Task directions: Show every line below where "defensin" can be found.

------ Extracted data ------

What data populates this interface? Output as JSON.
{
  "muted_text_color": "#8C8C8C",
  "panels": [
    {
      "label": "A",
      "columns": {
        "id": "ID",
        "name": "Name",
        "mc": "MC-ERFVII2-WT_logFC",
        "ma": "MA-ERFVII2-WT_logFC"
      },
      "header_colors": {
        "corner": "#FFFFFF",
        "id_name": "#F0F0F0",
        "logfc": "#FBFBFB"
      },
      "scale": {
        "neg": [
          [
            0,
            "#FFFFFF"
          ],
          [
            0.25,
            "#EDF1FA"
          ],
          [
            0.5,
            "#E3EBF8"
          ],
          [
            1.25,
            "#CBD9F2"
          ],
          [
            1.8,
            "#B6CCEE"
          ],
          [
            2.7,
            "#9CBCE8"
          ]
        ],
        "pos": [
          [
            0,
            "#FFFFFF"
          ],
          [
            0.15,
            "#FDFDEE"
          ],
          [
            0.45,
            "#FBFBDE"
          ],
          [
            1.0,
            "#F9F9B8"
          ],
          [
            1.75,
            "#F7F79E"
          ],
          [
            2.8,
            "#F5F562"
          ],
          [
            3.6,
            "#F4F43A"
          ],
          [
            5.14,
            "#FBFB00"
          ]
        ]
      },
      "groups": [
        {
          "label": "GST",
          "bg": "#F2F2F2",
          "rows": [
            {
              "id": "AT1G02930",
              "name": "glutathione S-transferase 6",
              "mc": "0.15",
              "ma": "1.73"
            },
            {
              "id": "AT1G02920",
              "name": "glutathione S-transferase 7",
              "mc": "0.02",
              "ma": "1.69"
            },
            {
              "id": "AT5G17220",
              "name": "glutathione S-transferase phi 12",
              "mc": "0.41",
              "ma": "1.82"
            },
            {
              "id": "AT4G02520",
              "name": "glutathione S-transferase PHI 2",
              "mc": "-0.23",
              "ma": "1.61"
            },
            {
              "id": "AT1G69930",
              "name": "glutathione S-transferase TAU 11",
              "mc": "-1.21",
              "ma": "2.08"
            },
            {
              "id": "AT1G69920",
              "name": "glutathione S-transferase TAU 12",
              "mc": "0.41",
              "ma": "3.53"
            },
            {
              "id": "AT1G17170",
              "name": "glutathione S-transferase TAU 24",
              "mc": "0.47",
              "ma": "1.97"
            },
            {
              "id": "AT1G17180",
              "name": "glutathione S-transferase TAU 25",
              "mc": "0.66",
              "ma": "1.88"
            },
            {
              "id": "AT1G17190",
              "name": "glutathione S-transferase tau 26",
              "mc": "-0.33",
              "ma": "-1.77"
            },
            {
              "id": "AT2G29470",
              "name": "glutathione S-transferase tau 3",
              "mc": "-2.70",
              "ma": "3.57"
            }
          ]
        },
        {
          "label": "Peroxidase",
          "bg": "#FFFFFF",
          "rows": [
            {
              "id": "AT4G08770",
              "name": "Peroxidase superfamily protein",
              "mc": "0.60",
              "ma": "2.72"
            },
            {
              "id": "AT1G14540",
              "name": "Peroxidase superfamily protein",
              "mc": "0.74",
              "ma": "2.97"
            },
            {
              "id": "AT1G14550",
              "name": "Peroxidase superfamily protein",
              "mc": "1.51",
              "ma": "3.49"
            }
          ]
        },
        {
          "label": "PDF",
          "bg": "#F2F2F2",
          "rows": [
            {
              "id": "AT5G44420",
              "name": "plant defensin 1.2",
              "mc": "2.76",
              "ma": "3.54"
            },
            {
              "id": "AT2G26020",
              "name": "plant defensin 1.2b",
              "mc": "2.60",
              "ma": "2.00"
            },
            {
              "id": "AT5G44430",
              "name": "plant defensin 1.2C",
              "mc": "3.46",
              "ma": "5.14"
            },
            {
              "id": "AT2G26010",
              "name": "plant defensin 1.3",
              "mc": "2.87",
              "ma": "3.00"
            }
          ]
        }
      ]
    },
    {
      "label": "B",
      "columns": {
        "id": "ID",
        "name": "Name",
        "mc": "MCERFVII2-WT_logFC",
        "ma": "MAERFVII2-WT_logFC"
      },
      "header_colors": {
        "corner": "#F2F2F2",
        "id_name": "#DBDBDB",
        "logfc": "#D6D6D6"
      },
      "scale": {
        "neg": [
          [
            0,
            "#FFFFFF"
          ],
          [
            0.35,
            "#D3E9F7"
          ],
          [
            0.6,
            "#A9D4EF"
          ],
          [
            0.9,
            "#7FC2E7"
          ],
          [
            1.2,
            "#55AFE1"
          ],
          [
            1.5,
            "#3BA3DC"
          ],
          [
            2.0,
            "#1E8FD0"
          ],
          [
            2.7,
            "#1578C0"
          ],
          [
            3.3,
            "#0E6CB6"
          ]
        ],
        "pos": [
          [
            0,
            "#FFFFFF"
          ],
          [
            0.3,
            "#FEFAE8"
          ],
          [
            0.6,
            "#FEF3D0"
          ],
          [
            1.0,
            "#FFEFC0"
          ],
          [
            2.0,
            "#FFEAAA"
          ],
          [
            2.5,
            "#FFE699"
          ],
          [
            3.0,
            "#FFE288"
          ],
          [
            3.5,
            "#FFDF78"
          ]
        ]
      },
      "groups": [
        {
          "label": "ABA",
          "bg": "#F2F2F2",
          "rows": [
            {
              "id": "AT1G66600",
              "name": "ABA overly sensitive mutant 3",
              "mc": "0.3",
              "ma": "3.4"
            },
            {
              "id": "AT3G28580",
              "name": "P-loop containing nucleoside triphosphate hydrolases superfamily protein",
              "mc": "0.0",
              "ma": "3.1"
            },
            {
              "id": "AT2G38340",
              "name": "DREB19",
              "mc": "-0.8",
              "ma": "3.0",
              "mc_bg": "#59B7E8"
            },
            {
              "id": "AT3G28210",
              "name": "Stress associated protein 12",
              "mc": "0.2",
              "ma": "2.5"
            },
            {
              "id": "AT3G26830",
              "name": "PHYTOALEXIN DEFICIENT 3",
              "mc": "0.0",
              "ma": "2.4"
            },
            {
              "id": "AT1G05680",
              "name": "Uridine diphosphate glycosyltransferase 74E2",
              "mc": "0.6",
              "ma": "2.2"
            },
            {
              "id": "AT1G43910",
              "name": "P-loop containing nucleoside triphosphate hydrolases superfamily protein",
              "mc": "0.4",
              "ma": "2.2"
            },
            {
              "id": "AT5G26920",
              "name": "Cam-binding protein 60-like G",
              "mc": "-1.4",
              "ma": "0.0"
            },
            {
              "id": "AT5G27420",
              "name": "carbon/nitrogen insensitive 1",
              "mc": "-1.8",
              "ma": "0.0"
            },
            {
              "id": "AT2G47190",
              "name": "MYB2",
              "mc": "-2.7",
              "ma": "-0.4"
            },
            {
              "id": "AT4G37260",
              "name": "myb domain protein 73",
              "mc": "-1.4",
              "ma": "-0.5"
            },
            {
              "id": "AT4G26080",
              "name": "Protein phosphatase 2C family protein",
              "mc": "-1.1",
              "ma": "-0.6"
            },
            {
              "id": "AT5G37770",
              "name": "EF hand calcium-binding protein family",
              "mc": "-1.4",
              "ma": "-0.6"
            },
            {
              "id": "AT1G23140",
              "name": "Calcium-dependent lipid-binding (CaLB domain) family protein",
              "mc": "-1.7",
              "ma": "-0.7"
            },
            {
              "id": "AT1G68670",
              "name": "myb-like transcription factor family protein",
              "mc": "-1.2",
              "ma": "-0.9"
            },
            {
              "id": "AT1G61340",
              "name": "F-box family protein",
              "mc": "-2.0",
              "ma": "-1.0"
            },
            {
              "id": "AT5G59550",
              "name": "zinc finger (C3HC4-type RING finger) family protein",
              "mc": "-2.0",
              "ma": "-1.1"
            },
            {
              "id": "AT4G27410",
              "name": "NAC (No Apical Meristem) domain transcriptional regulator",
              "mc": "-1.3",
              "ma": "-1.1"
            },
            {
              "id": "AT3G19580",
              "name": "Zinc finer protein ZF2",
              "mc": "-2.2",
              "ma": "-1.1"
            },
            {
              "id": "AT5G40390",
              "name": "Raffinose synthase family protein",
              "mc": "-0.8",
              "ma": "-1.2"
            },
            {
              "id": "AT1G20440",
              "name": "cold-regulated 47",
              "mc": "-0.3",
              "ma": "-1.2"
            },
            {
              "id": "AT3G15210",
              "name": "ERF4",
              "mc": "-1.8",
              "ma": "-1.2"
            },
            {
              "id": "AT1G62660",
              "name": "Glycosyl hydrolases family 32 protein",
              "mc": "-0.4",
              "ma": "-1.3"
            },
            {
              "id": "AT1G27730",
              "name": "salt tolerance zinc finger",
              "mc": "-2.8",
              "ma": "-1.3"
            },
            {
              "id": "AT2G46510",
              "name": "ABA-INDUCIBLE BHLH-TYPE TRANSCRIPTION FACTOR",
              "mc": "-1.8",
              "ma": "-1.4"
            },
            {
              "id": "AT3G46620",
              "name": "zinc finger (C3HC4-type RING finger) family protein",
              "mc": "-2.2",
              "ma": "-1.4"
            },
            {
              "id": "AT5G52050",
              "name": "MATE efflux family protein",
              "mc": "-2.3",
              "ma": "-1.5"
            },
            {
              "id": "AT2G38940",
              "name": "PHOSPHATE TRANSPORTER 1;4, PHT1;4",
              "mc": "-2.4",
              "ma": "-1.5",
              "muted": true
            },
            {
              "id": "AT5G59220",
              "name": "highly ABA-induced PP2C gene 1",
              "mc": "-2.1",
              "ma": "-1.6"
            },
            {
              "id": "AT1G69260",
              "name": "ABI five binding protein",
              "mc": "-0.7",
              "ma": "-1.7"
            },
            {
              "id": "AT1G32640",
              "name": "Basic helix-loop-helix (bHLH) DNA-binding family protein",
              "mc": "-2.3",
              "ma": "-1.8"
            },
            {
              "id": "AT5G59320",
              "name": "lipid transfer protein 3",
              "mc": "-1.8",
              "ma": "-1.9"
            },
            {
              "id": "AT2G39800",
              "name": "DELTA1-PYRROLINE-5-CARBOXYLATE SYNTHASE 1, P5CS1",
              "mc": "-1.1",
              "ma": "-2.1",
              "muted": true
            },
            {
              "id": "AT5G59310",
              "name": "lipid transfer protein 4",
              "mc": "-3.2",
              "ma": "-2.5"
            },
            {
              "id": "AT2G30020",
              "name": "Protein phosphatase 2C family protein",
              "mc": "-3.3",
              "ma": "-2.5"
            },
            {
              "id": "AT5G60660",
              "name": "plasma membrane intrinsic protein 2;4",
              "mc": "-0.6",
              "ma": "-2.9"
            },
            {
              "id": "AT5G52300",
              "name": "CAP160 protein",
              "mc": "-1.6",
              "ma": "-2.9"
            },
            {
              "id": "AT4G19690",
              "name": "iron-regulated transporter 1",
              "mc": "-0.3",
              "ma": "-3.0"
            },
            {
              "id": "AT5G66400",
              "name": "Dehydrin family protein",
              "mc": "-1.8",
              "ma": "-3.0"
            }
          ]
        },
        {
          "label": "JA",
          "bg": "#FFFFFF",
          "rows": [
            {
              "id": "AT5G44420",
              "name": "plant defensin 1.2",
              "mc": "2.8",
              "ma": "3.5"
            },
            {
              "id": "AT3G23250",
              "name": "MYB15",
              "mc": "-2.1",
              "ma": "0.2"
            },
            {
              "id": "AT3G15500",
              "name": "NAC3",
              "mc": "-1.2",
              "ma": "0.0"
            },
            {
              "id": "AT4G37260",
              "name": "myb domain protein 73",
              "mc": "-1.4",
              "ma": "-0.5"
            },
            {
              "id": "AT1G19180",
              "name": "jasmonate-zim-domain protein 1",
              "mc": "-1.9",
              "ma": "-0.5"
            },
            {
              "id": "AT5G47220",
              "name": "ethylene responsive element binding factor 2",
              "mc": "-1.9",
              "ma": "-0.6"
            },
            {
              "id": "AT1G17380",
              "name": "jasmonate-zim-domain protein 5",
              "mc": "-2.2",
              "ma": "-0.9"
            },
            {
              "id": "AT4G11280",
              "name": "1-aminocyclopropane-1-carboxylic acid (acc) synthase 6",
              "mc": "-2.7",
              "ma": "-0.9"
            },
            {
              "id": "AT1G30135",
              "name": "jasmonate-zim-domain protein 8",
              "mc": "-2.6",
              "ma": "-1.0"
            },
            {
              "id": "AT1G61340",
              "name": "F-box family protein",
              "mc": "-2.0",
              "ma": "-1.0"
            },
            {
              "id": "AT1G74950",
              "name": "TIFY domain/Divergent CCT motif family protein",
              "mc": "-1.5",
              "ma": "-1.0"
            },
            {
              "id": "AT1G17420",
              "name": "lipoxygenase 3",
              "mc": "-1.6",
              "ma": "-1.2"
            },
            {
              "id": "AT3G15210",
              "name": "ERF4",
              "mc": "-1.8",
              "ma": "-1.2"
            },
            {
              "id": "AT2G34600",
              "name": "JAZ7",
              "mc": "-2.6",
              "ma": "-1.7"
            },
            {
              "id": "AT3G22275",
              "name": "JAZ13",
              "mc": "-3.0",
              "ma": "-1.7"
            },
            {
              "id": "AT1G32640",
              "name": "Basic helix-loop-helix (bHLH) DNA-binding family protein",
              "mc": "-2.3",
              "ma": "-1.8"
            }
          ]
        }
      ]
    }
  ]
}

------

Response box:
              "name": "plant defensin 1.2",
              "name": "plant defensin 1.2b",
              "name": "plant defensin 1.2C",
              "name": "plant defensin 1.3",
              "name": "plant defensin 1.2",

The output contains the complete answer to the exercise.